*WHAT NEEDS TO BE DONE:* Reproduce, word for word, the stretch of the Exit Lines discussion guide from "12. Why did" through "choose for yourself?".

*** DOCUMENT EXCERPT ***

3. Why do you think each of the friends agreed to Ruth’s request? Would you, in their shoes? What is the biggest favour you’ve ever asked of a friend?

4. What techniques does Barfoot use to build suspense? Consider, for example, the inclusion of the “At three in the morning . . . ” chapters. How did they affect your reading experience?

5. Each of the four friends has developed strategies (whether consciously or not) for handling some pretty large secrets. What is your opinion of the way each copes?

6. Sylvia is withholding a major piece of information from her daughter, Nancy. What do you think of this choice? Can a secret be too dangerous to ever be told?

7. Sylvia finds comfort and humour in the invisibility of old age, “at the useful camouflagings of age and its occasionally happy invisibilities, which is how it can keep secrets, and even some kinds of freedom.” (p 17) What are your thoughts on this statement?

8. Ruth thinks about the hours she has wasted in her life — amounting to eight years by her estimation — and wishes she could have saved them for Bernard to use. (p 91) If you could make up for lost time in your own life, what would you do?

9. Ruth equates her state of loneliness with her previous description of herself as “empty of longing.” (p 313) What do you think she means? Do you think it’s possible to come to the end of longing? Would it be a good or bad thing, in your opinion?

10. What did you think of the pact the four friends make at the end of the book? How do you imagine this agreement might turn out? Would you ever consider such a pact?

11. How did the book’s conclusion make you feel? How would you describe each character’s mental state at the book’s conclusion? What is George getting at when he reflects on the phrase “for the time being?” (p 320)

12. Why did Joan Barfoot select this title for the book? Consider in particular the final sentence of the novel in the context of the title.

13. Have you ever visited a retirement home, on behalf of a loved one or in contemplation of your own future? What are your thoughts on the good or bad points of this option? How do you intend to age? What is your opinion of how society treats old people, and what possibilities might you choose for yourself?

This month's book is Exit Lines by Joan Barfoot. Here is an interview I found with the author:

What inspired you to write Exit Lines? Is there a story about the writing of this novel that begs to be told?

Like a lot of people, I found myself spending quite a lot of time a few years ago visiting someone I love in a retirement home. Watching the events and the chemistries there, I was captured by how brave humans have to keep being, creating lives from new situations right up to the end; and also how annoying it must be to be treated with the condescension I heard in so many staff and visitor voices. I thought how badly I myself would react to that. And I also thought, this is a bit tragic, what’s happening here — but resistance and sedition could be pretty funny, as well.

*** DATA EXTRACT ***

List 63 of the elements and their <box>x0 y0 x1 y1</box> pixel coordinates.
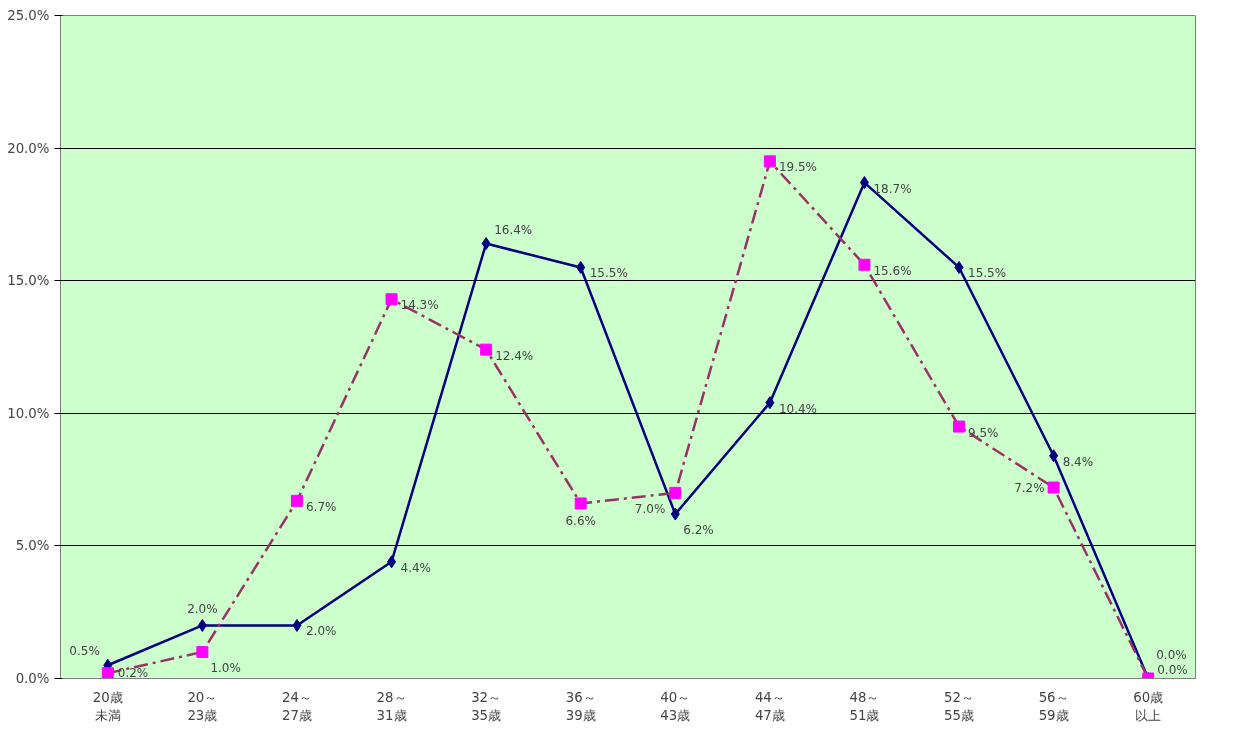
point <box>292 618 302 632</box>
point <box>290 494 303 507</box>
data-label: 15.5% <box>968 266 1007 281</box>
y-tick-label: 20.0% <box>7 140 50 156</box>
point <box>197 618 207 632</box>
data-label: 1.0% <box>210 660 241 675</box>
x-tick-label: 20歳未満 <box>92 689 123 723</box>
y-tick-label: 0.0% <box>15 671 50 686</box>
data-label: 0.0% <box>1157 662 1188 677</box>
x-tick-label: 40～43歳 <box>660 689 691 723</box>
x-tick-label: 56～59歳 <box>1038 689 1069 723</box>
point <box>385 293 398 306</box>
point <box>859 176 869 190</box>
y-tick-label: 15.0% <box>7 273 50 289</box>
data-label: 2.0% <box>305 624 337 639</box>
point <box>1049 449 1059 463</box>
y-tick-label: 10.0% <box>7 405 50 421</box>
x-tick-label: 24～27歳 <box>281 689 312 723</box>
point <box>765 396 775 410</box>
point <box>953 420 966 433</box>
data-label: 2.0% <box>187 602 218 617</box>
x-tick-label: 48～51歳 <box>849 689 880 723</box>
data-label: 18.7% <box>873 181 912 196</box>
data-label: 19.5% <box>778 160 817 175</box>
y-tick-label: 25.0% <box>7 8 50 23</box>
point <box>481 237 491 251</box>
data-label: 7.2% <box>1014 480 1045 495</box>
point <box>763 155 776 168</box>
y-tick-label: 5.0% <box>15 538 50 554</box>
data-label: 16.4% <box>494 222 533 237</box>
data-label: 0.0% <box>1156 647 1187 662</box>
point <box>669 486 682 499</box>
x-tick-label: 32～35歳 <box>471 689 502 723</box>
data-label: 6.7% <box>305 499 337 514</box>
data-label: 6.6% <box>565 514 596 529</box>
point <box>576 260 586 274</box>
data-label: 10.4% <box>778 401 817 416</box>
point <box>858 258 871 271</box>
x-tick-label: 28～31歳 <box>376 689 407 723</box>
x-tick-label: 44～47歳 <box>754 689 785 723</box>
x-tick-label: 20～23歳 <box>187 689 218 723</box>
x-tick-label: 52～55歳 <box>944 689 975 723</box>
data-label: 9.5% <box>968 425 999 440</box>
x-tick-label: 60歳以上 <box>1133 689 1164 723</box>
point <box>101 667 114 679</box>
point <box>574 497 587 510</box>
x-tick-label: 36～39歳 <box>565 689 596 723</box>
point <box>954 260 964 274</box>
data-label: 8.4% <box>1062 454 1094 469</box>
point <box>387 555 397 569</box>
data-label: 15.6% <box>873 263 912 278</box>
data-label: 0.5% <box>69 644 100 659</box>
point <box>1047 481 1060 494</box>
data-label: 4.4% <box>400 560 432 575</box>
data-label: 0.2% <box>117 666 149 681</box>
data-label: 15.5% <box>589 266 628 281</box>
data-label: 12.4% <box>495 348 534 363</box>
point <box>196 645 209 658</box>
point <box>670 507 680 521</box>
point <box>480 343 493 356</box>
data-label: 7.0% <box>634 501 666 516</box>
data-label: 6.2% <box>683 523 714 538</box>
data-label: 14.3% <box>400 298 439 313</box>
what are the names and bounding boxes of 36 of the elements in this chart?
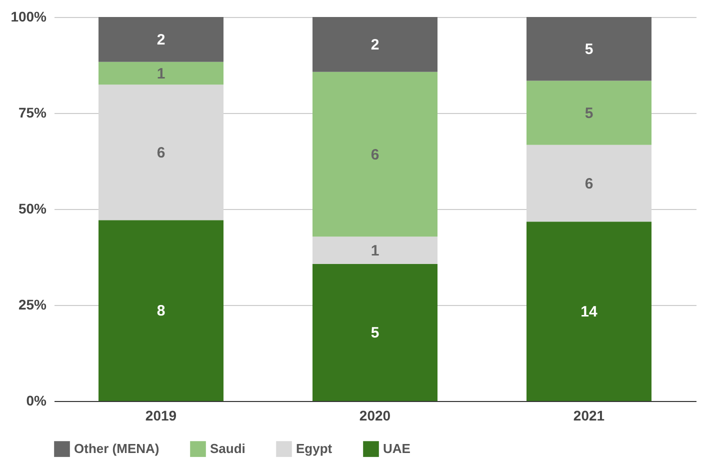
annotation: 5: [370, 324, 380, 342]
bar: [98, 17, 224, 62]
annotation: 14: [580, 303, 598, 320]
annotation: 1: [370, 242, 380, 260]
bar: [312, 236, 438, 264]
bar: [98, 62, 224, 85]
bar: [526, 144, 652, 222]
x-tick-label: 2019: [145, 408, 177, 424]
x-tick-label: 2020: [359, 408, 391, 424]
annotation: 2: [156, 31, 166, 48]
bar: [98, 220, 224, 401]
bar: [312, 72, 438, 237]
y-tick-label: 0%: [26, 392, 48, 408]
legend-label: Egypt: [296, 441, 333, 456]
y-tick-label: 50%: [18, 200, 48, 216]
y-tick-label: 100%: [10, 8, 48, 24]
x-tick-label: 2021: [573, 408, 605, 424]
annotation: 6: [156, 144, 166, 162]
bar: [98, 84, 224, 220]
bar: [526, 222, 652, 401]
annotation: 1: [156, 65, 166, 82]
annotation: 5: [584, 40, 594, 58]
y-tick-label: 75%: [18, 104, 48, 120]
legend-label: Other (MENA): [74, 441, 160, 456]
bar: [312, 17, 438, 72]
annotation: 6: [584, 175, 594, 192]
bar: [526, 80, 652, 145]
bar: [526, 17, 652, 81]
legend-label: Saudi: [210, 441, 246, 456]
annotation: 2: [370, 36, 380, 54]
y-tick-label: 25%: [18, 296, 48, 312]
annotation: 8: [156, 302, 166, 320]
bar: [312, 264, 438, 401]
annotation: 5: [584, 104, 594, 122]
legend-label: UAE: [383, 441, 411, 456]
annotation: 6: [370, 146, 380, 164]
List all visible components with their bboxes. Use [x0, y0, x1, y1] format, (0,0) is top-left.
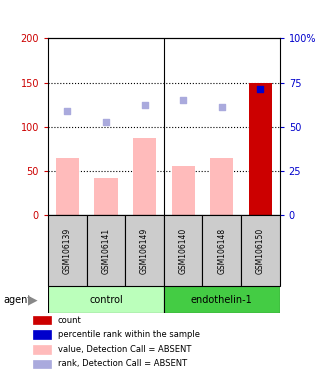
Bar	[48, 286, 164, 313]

***

*PROBLEM SOLUTION:*
12. Why did Joan Barfoot select this title for the book? Consider in particular the final sentence of the novel in the context of the title.

13. Have you ever visited a retirement home, on behalf of a loved one or in contemplation of your own future? What are your thoughts on the good or bad points of this option? How do you intend to age? What is your opinion of how society treats old people, and what possibilities might you choose for yourself?